PROVIDED RECORDS
%%

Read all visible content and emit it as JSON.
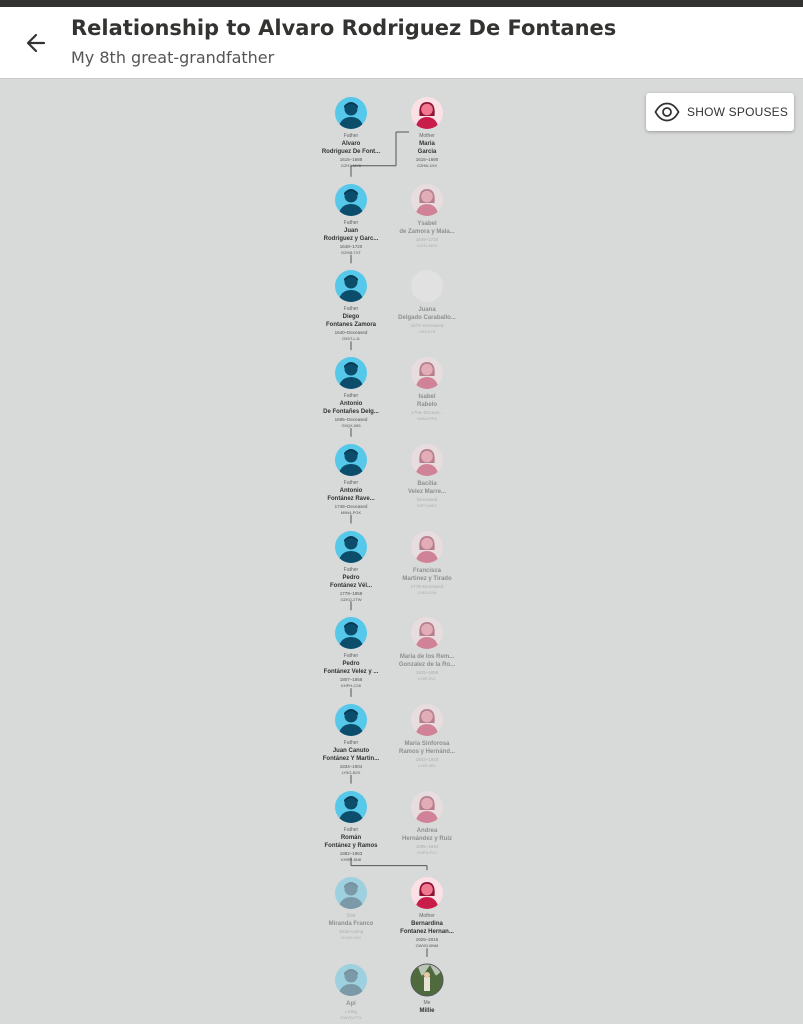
{
  "header": {
    "title": "Relationship to Alvaro Rodriguez De Fontanes",
    "subtitle": "My 8th great-grandfather"
  },
  "toolbar": {
    "show_spouses_label": "SHOW SPOUSES"
  },
  "colors": {
    "male": "#56c8ea",
    "female": "#f2788f",
    "line": "#555555"
  },
  "tree": [
    {
      "left": {
        "relation": "Father",
        "name1": "Alvaro",
        "name2": "Rodriguez De Font...",
        "years": "1616–1688",
        "id": "GZH1-MY6",
        "gender": "male",
        "faded": false
      },
      "right": {
        "relation": "Mother",
        "name1": "Maria",
        "name2": "Garcia",
        "years": "1615–1690",
        "id": "GZHB-1HX",
        "gender": "female",
        "faded": false
      }
    },
    {
      "left": {
        "relation": "Father",
        "name1": "Juan",
        "name2": "Rodriguez y Garc...",
        "years": "1648–1720",
        "id": "GZHB-TXT",
        "gender": "male",
        "faded": false
      },
      "right": {
        "relation": "",
        "name1": "Ysabel",
        "name2": "de Zamora y Mala...",
        "years": "1649–1720",
        "id": "GZH1-WK9",
        "gender": "female",
        "faded": true
      }
    },
    {
      "left": {
        "relation": "Father",
        "name1": "Diego",
        "name2": "Fontanes Zamora",
        "years": "1640–Deceased",
        "id": "G9ST-LJ1",
        "gender": "male",
        "faded": false
      },
      "right": {
        "relation": "",
        "name1": "Juana",
        "name2": "Delgado Caraballo...",
        "years": "1674–Deceased",
        "id": "L9M-ZY9",
        "gender": "none",
        "faded": true
      }
    },
    {
      "left": {
        "relation": "Father",
        "name1": "Antonio",
        "name2": "De Fontañes Delg...",
        "years": "1695–Deceased",
        "id": "G9QX-065",
        "gender": "male",
        "faded": false
      },
      "right": {
        "relation": "",
        "name1": "Isabel",
        "name2": "Rabelo",
        "years": "1705–Deceas...",
        "id": "M9N4-PF8",
        "gender": "female",
        "faded": true
      }
    },
    {
      "left": {
        "relation": "Father",
        "name1": "Antonio",
        "name2": "Fontánez Rave...",
        "years": "1748–Deceased",
        "id": "M9N4-PGK",
        "gender": "male",
        "faded": false
      },
      "right": {
        "relation": "",
        "name1": "Bacilia",
        "name2": "Velez Marre...",
        "years": "Deceased",
        "id": "GZPY-MKC",
        "gender": "female",
        "faded": true
      }
    },
    {
      "left": {
        "relation": "Father",
        "name1": "Pedro",
        "name2": "Fontánez Vél...",
        "years": "1779–1858",
        "id": "GZKQ-2TW",
        "gender": "male",
        "faded": false
      },
      "right": {
        "relation": "",
        "name1": "Francisca",
        "name2": "Martinez y Tirado",
        "years": "1778–Deceased",
        "id": "LV8S-G5N",
        "gender": "female",
        "faded": true
      }
    },
    {
      "left": {
        "relation": "Father",
        "name1": "Pedro",
        "name2": "Fontánez Velez y ...",
        "years": "1807–1858",
        "id": "KHPH-C28",
        "gender": "male",
        "faded": false
      },
      "right": {
        "relation": "",
        "name1": "Maria de los Rem...",
        "name2": "Gonzalez de la Ro...",
        "years": "1815–1858",
        "id": "LV8S-5V1",
        "gender": "female",
        "faded": true
      }
    },
    {
      "left": {
        "relation": "Father",
        "name1": "Juan Canuto",
        "name2": "Fontánez Y Martin...",
        "years": "1834–1904",
        "id": "LY5G-B2X",
        "gender": "male",
        "faded": false
      },
      "right": {
        "relation": "",
        "name1": "Maria Sinforosa",
        "name2": "Ramos y Hernánd...",
        "years": "1843–1919",
        "id": "LV8S-9B1",
        "gender": "female",
        "faded": true
      }
    },
    {
      "left": {
        "relation": "Father",
        "name1": "Román",
        "name2": "Fontánez y Ramos",
        "years": "1882–1963",
        "id": "KHRR-8N8",
        "gender": "male",
        "faded": false
      },
      "right": {
        "relation": "",
        "name1": "Andrea",
        "name2": "Hernández y Ruiz",
        "years": "1885–1944",
        "id": "KHPH-FXJ",
        "gender": "female",
        "faded": true
      }
    },
    {
      "left": {
        "relation": "Son",
        "name1": "",
        "name2": "Miranda Franco",
        "years": "1919–Living",
        "id": "GXSX-H44",
        "gender": "male",
        "faded": true
      },
      "right": {
        "relation": "Mother",
        "name1": "Bernardina",
        "name2": "Fontanez Hernan...",
        "years": "1925–2015",
        "id": "GWVD-BNM",
        "gender": "female",
        "faded": false
      }
    },
    {
      "left": {
        "relation": "",
        "name1": "",
        "name2": "Api",
        "years": "Living",
        "id": "GWVD-P7X",
        "gender": "male",
        "faded": true
      },
      "right": {
        "relation": "Me",
        "name1": "",
        "name2": "Millie",
        "years": "",
        "id": "",
        "gender": "photo",
        "faded": false
      }
    }
  ]
}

%%

Copy out each line of the records where the string "Alvaro" appears.

TASK ANSWER
    "title": "Relationship to Alvaro Rodriguez De Fontanes",
        "name1": "Alvaro",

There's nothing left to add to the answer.